Objective: Repeat every line of the data exactly, but not the pictures.

Records shown:
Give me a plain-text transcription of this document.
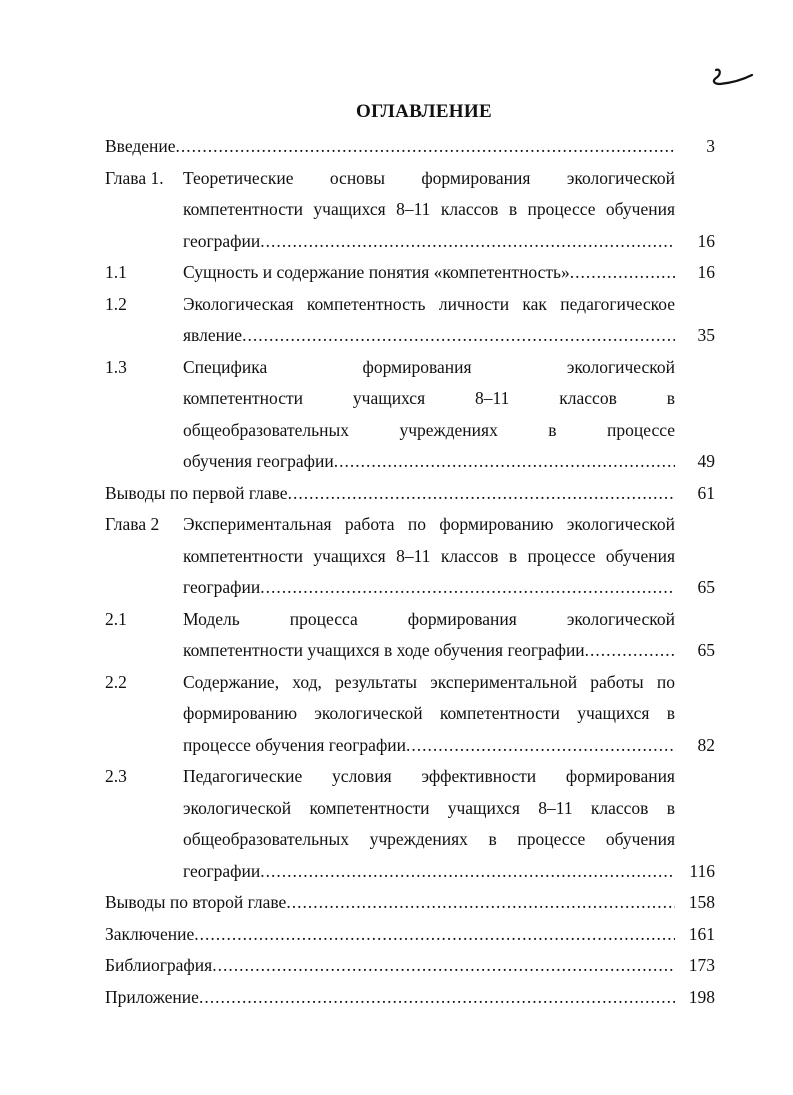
ОГЛАВЛЕНИЕ
Введение .....	3
Глава 1. Теоретические основы формирования экологической
компетентности учащихся 8–11 классов в процессе обучения
географии .....	16
1.1	Сущность и содержание понятия «компетентность» .....	16
1.2	Экологическая компетентность личности как педагогическое
явление .....	35
1.3	Специфика формирования экологической
компетентности учащихся 8–11 классов в
общеобразовательных учреждениях в процессе
обучения географии .....	49
Выводы по первой главе .....	61
Глава 2 Экспериментальная работа по формированию экологической
компетентности учащихся 8–11 классов в процессе обучения
географии .....	65
2.1	Модель процесса формирования экологической
компетентности учащихся в ходе обучения географии .....	65
2.2	Содержание, ход, результаты экспериментальной работы по
формированию экологической компетентности учащихся в
процессе обучения географии .....	82
2.3	Педагогические условия эффективности формирования
экологической компетентности учащихся 8–11 классов в
общеобразовательных учреждениях в процессе обучения
географии .....	116
Выводы по второй главе .....	158
Заключение .....	161
Библиография .....	173
Приложение .....	198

Full answer:
Give me a plain-text transcription of this document.
ОГЛАВЛЕНИЕ
Введение .....	3
Глава 1. Теоретические основы формирования экологической
компетентности учащихся 8–11 классов в процессе обучения
географии .....	16
1.1	Сущность и содержание понятия «компетентность» .....	16
1.2	Экологическая компетентность личности как педагогическое
явление .....	35
1.3	Специфика формирования экологической
компетентности учащихся 8–11 классов в
общеобразовательных учреждениях в процессе
обучения географии .....	49
Выводы по первой главе .....	61
Глава 2 Экспериментальная работа по формированию экологической
компетентности учащихся 8–11 классов в процессе обучения
географии .....	65
2.1	Модель процесса формирования экологической
компетентности учащихся в ходе обучения географии .....	65
2.2	Содержание, ход, результаты экспериментальной работы по
формированию экологической компетентности учащихся в
процессе обучения географии .....	82
2.3	Педагогические условия эффективности формирования
экологической компетентности учащихся 8–11 классов в
общеобразовательных учреждениях в процессе обучения
географии .....	116
Выводы по второй главе .....	158
Заключение .....	161
Библиография .....	173
Приложение .....	198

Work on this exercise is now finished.